-- START DATASET ENTRIES --

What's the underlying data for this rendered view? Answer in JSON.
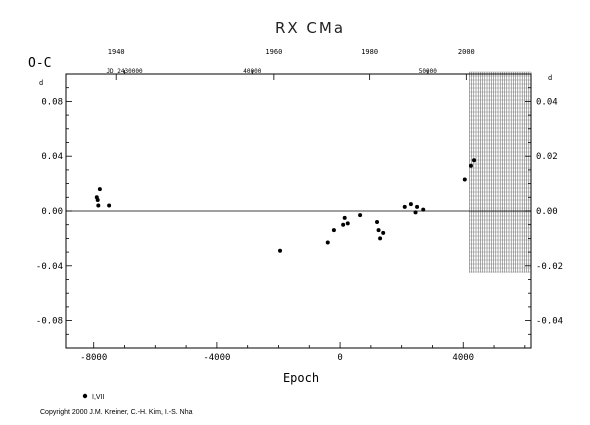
{
  "chart_data": {
    "type": "scatter",
    "title": "RX CMa",
    "xlabel": "Epoch",
    "ylabel": "O-C",
    "ylabel_unit": "d",
    "right_axis_unit": "d",
    "xlim": [
      -8900,
      6200
    ],
    "ylim": [
      -0.1,
      0.1
    ],
    "right_ylim": [
      -0.05,
      0.05
    ],
    "x_ticks": [
      -8000,
      -4000,
      0,
      4000
    ],
    "x_tick_labels": [
      "-8000",
      "-4000",
      "0",
      "4000"
    ],
    "y_ticks": [
      -0.08,
      -0.04,
      0.0,
      0.04,
      0.08
    ],
    "y_tick_labels": [
      "-0.08",
      "-0.04",
      "0.00",
      "0.04",
      "0.08"
    ],
    "right_ticks": [
      -0.04,
      -0.02,
      0.0,
      0.02,
      0.04
    ],
    "right_tick_labels": [
      "-0.04",
      "-0.02",
      "0.00",
      "0.02",
      "0.04"
    ],
    "top_year_ticks": [
      {
        "label": "1940",
        "epoch": -7270
      },
      {
        "label": "1960",
        "epoch": -2150
      },
      {
        "label": "1980",
        "epoch": 960
      },
      {
        "label": "2000",
        "epoch": 4100
      }
    ],
    "top_jd_labels": [
      {
        "label": "JD 2430000",
        "epoch": -7000
      },
      {
        "label": "40000",
        "epoch": -2850
      },
      {
        "label": "50000",
        "epoch": 2850
      }
    ],
    "shaded_band": [
      4200,
      6200
    ],
    "series": [
      {
        "marker": "filled-circle",
        "points": [
          {
            "x": -7900,
            "y": 0.01
          },
          {
            "x": -7870,
            "y": 0.008
          },
          {
            "x": -7850,
            "y": 0.004
          },
          {
            "x": -7800,
            "y": 0.016
          },
          {
            "x": -7500,
            "y": 0.004
          },
          {
            "x": -1950,
            "y": -0.029
          },
          {
            "x": -400,
            "y": -0.023
          },
          {
            "x": -200,
            "y": -0.014
          },
          {
            "x": 100,
            "y": -0.01
          },
          {
            "x": 150,
            "y": -0.005
          },
          {
            "x": 250,
            "y": -0.009
          },
          {
            "x": 650,
            "y": -0.003
          },
          {
            "x": 1200,
            "y": -0.008
          },
          {
            "x": 1250,
            "y": -0.014
          },
          {
            "x": 1300,
            "y": -0.02
          },
          {
            "x": 1400,
            "y": -0.016
          },
          {
            "x": 2100,
            "y": 0.003
          },
          {
            "x": 2300,
            "y": 0.005
          },
          {
            "x": 2450,
            "y": -0.001
          },
          {
            "x": 2500,
            "y": 0.003
          },
          {
            "x": 2700,
            "y": 0.001
          },
          {
            "x": 4050,
            "y": 0.023
          },
          {
            "x": 4250,
            "y": 0.033
          },
          {
            "x": 4350,
            "y": 0.037
          }
        ]
      }
    ],
    "legend": {
      "label": "I,VII",
      "placement": "bottom-left"
    }
  },
  "footer": {
    "copyright": "Copyright 2000 J.M. Kreiner, C.-H. Kim, I.-S. Nha"
  }
}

-- END DATASET ENTRIES --

### OBJECTIVE:
Leave out the pictures, and give all the records again exactly.

### COMPLETED EXERCISE:
What's the underlying data for this rendered view? Answer in JSON.
{
  "chart_data": {
    "type": "scatter",
    "title": "RX CMa",
    "xlabel": "Epoch",
    "ylabel": "O-C",
    "ylabel_unit": "d",
    "right_axis_unit": "d",
    "xlim": [
      -8900,
      6200
    ],
    "ylim": [
      -0.1,
      0.1
    ],
    "right_ylim": [
      -0.05,
      0.05
    ],
    "x_ticks": [
      -8000,
      -4000,
      0,
      4000
    ],
    "x_tick_labels": [
      "-8000",
      "-4000",
      "0",
      "4000"
    ],
    "y_ticks": [
      -0.08,
      -0.04,
      0.0,
      0.04,
      0.08
    ],
    "y_tick_labels": [
      "-0.08",
      "-0.04",
      "0.00",
      "0.04",
      "0.08"
    ],
    "right_ticks": [
      -0.04,
      -0.02,
      0.0,
      0.02,
      0.04
    ],
    "right_tick_labels": [
      "-0.04",
      "-0.02",
      "0.00",
      "0.02",
      "0.04"
    ],
    "top_year_ticks": [
      {
        "label": "1940",
        "epoch": -7270
      },
      {
        "label": "1960",
        "epoch": -2150
      },
      {
        "label": "1980",
        "epoch": 960
      },
      {
        "label": "2000",
        "epoch": 4100
      }
    ],
    "top_jd_labels": [
      {
        "label": "JD 2430000",
        "epoch": -7000
      },
      {
        "label": "40000",
        "epoch": -2850
      },
      {
        "label": "50000",
        "epoch": 2850
      }
    ],
    "shaded_band": [
      4200,
      6200
    ],
    "series": [
      {
        "marker": "filled-circle",
        "points": [
          {
            "x": -7900,
            "y": 0.01
          },
          {
            "x": -7870,
            "y": 0.008
          },
          {
            "x": -7850,
            "y": 0.004
          },
          {
            "x": -7800,
            "y": 0.016
          },
          {
            "x": -7500,
            "y": 0.004
          },
          {
            "x": -1950,
            "y": -0.029
          },
          {
            "x": -400,
            "y": -0.023
          },
          {
            "x": -200,
            "y": -0.014
          },
          {
            "x": 100,
            "y": -0.01
          },
          {
            "x": 150,
            "y": -0.005
          },
          {
            "x": 250,
            "y": -0.009
          },
          {
            "x": 650,
            "y": -0.003
          },
          {
            "x": 1200,
            "y": -0.008
          },
          {
            "x": 1250,
            "y": -0.014
          },
          {
            "x": 1300,
            "y": -0.02
          },
          {
            "x": 1400,
            "y": -0.016
          },
          {
            "x": 2100,
            "y": 0.003
          },
          {
            "x": 2300,
            "y": 0.005
          },
          {
            "x": 2450,
            "y": -0.001
          },
          {
            "x": 2500,
            "y": 0.003
          },
          {
            "x": 2700,
            "y": 0.001
          },
          {
            "x": 4050,
            "y": 0.023
          },
          {
            "x": 4250,
            "y": 0.033
          },
          {
            "x": 4350,
            "y": 0.037
          }
        ]
      }
    ],
    "legend": {
      "label": "I,VII",
      "placement": "bottom-left"
    }
  },
  "footer": {
    "copyright": "Copyright 2000 J.M. Kreiner, C.-H. Kim, I.-S. Nha"
  }
}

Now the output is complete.